------ 対象の文章
予告犯 (生田斗真さん)

ikuta08
映画『予告犯』は、筒井哲也さんの同名漫画を実写映画化した作品です。『ゴールデンスランバー』や『白ゆき姫殺人事件』などの中村義洋監督がメガホンを取っています。
生田斗真さんは、ゲイツこと奥田宏明 役で出演しています。
先日、劇場に観に行きました。
●導入部のあらすじと感想
動画サイトにおいて“シンブンシ”というユーザーネームで、Tシャツ姿に新聞紙を頭に被った謎の男が、集団食中毒事件を起こしたにもかかわらず法律の不備のせいだと開き直って逆ギレ会見をした食品加工会社に対して「食い物の扱いも知らないこいつらに、俺がきっちり火を通してやる」と予告。するとその食品加工会社で火災が発生した。
ネット犯罪を取り締まる警視庁サイバー犯罪対策課の捜査官・吉野絵里香(戸田恵梨香さん)たちは、謎の予告犯“シンブンシ”の捜査に乗り出す。しかし、警察の動きは全部読まれ、シンブンシは、次々と法では裁かれず見過ごされがちな罪を犯した者たちへ彼なりの制裁を加えていく。
捜査を続ける警察は映像を解析して、シンブンシが単独犯ではなく複数犯であることを突き止める。そんな中、シンブンシの真似をして駅前での殺害予告を実行しようとする者が現れるなど、社会現象を巻き起こすまでになっていく。
そして、シンブンシの制裁の対象は政治家にまで及んでいく。衆議院議員・設楽木匡志(小日向文世さん)がテレビに出演し、匿名掲示板を潰すと宣言したからだ。シンブンシは、ネットの自由を奪おうとしている設楽木を24時間以内に抹殺してやると予告するのだった…。

シンブンシのリーダー的存在で、パソコンやネットに詳しいゲイツこと奥田宏明(生田斗真さん)。関西弁で話す、気さくで面倒見のいい元バンドマン“カンサイ”こと葛西智彦(鈴木亮平さん)。メガネを着用していて、就職経験のない元ニート“ノビタ”こと木村浩一(濱田岳さん)。「はい、了解で~す」が口癖で、お調子者のポッチャリ男“メタボ”こと寺原慎一(荒川良々さん)。そんなシンブンシメンバーの絆が印象的でした。
------------
------ 記録
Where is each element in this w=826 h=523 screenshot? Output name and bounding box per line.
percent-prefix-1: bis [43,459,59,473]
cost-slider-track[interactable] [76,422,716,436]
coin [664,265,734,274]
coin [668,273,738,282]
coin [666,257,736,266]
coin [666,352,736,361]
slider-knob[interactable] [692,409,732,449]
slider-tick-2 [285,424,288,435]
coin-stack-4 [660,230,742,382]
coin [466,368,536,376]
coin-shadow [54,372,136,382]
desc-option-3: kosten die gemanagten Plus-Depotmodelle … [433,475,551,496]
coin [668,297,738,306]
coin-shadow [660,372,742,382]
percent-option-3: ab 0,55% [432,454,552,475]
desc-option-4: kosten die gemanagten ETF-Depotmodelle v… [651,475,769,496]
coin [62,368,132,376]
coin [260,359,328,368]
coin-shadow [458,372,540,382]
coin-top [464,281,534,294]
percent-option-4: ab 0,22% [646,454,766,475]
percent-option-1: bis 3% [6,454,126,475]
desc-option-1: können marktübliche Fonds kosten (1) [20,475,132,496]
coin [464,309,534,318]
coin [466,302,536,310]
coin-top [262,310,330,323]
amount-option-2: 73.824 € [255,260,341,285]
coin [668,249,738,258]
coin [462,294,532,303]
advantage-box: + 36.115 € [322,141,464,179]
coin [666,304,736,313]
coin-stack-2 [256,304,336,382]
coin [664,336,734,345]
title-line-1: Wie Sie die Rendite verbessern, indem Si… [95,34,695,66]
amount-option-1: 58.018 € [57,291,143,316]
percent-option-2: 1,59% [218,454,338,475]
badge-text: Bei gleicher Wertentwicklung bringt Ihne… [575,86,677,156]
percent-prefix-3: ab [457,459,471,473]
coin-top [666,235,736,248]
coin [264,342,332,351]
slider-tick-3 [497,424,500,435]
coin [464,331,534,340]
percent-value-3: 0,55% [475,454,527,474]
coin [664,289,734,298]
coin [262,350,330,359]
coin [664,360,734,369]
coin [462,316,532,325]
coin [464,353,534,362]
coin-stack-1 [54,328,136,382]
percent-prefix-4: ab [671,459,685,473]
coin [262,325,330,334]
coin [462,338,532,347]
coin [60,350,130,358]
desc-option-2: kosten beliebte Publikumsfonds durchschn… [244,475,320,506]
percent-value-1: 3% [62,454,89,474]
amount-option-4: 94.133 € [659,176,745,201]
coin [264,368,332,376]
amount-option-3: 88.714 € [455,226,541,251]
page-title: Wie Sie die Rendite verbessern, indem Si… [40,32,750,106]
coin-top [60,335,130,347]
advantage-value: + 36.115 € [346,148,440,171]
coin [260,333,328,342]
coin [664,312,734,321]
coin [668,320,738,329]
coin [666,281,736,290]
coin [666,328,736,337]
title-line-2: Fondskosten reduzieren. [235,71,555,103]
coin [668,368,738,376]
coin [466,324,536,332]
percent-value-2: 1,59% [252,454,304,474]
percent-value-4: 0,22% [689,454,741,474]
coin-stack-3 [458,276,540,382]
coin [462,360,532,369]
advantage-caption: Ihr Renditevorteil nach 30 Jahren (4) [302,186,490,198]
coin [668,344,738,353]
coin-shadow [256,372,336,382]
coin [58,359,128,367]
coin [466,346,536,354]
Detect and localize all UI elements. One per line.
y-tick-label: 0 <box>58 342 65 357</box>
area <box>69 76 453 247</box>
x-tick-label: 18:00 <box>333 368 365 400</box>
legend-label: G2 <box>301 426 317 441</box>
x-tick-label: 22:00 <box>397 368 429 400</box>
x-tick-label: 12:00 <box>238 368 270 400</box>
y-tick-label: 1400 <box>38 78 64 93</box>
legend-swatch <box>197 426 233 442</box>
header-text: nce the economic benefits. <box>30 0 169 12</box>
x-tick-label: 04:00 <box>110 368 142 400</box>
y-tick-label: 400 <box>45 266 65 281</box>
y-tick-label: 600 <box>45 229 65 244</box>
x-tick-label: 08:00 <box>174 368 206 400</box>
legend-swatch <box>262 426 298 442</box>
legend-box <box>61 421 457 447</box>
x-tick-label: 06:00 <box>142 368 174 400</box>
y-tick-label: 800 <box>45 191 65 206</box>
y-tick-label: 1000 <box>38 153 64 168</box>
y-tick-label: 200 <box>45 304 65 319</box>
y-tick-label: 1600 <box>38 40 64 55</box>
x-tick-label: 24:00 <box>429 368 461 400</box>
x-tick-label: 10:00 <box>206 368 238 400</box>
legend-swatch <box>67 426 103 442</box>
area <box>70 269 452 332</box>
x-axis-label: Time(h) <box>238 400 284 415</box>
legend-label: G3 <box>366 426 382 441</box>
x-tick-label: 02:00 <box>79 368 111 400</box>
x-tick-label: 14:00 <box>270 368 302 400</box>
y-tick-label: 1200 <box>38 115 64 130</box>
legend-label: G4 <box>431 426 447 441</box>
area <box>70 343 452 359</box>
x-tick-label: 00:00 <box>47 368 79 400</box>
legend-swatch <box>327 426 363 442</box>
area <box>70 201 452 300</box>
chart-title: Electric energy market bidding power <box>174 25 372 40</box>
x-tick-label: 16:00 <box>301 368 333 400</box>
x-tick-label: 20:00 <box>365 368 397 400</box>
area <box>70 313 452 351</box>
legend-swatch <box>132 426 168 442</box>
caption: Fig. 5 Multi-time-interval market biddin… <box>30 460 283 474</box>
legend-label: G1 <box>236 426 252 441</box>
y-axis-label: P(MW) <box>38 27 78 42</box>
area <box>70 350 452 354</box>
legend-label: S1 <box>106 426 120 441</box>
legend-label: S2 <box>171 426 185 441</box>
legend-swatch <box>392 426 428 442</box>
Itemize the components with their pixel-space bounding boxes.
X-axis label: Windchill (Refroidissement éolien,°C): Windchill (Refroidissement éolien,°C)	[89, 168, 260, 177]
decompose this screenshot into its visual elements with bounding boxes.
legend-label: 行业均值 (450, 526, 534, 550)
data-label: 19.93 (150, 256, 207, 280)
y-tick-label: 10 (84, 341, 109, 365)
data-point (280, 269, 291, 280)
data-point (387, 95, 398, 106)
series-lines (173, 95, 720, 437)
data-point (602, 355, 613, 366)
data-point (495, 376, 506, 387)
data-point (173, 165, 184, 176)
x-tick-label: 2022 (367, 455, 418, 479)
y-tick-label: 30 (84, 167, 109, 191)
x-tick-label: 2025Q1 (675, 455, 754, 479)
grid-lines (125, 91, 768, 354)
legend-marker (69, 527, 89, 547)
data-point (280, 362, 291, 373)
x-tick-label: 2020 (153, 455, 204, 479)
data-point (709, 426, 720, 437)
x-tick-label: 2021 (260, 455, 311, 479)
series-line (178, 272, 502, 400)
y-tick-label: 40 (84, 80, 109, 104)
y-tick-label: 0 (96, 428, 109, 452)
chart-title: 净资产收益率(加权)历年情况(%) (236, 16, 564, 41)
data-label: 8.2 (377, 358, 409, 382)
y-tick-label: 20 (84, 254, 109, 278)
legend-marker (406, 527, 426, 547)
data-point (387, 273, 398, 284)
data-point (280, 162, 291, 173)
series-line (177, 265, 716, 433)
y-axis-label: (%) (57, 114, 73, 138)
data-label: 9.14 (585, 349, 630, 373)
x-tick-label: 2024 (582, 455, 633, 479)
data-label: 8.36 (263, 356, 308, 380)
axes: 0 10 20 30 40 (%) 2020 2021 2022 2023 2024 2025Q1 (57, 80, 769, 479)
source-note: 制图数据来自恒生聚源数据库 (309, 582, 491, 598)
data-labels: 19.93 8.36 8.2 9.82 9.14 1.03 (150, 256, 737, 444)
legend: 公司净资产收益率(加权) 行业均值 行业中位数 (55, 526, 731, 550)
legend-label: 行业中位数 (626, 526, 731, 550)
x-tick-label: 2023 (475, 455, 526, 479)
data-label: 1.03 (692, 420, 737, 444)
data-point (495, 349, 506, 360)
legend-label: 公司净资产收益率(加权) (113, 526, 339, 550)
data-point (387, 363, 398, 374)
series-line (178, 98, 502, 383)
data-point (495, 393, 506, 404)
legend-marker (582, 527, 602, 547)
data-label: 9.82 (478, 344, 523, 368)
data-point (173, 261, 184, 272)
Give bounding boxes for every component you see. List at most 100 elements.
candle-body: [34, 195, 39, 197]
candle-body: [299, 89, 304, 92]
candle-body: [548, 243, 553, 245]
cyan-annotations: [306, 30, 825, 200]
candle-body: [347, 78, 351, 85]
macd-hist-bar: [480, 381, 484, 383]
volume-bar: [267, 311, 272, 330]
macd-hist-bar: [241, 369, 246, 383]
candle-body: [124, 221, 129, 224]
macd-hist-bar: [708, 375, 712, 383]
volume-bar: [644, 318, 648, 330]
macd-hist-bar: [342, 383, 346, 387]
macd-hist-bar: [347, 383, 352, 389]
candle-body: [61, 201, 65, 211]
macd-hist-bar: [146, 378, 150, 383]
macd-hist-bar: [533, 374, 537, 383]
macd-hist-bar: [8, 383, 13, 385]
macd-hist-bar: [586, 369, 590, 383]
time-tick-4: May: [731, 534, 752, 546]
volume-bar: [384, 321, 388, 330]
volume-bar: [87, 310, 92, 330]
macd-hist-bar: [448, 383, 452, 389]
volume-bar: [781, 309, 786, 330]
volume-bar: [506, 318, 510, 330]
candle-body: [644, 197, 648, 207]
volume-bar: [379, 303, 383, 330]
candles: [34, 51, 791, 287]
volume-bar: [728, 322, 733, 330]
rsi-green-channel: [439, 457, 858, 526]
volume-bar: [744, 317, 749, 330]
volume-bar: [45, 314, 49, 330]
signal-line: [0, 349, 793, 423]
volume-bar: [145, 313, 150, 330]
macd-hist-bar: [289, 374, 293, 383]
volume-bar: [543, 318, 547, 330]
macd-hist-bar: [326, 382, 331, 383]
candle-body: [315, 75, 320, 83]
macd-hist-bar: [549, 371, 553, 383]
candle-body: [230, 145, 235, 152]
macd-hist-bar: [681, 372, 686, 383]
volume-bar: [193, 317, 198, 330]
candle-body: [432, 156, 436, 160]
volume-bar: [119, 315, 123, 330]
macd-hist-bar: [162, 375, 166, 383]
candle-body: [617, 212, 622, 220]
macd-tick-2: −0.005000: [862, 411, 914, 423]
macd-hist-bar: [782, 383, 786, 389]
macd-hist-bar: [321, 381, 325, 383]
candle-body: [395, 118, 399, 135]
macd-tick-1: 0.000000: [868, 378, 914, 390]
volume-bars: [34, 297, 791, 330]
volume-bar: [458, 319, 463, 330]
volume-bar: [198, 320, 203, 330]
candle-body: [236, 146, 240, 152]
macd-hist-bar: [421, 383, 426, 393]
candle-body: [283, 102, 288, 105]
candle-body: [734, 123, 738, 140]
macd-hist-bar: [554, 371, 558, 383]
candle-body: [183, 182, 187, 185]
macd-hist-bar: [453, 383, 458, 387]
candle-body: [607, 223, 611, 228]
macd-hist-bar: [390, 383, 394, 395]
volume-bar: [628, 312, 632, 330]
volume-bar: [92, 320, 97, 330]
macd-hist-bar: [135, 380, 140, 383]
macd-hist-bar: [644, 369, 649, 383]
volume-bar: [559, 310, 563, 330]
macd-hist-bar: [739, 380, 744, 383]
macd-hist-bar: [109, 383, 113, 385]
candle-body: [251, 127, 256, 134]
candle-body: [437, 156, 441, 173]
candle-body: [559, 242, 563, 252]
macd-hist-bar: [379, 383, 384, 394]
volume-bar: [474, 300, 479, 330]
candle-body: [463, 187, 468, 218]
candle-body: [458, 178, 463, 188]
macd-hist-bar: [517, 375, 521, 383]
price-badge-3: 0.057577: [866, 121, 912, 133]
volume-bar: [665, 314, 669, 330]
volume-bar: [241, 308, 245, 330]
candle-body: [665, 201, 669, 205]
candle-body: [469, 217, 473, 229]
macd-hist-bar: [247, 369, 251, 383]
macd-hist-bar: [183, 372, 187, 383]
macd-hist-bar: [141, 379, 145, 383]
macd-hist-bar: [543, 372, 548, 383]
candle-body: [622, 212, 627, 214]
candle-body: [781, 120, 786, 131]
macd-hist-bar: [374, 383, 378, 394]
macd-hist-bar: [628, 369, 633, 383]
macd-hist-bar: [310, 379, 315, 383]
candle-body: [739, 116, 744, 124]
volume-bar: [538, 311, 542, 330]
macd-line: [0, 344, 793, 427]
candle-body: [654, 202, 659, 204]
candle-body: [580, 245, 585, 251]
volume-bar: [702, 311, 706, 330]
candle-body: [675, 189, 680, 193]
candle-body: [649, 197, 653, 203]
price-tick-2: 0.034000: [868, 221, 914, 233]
------------
#### 設問:
• a. 映画『予告犯』についての文章では、生田斗真さんはどの役で出演していると書かれていますか。
• b. 映画『予告犯』についての文章を、最後の文に続けて書き進めてください。
記録は文章とは別の資料です。

#### 解答一覧:
• a. ゲイツこと奥田宏明の役です。

• b.
シンブンシを追いかける、正義への思いが人一倍強い東大卒のエリート女刑事・吉野。彼女は友達のこととして話していましたが、実は子どもの頃に給食費が払えないほど貧乏だったのは自分自身のことだったようです。ゲイツも同じような境遇で、現在の2人の状況を考えますと、光と影といいましょうか、まさに表裏一体のような存在でした。努力して貧乏のどん底から這い上がった吉野はゲイツに対し、自分の境遇を社会のせいにしてネットで神様気取りしてるんじゃないと批判します。しかし、ゲイツのことを調べていくうちに、世の中には“頑張れる人”と“頑張れない人”がいるんだということを理解し始めました。そんな彼女の成長物語としても興味深かったです。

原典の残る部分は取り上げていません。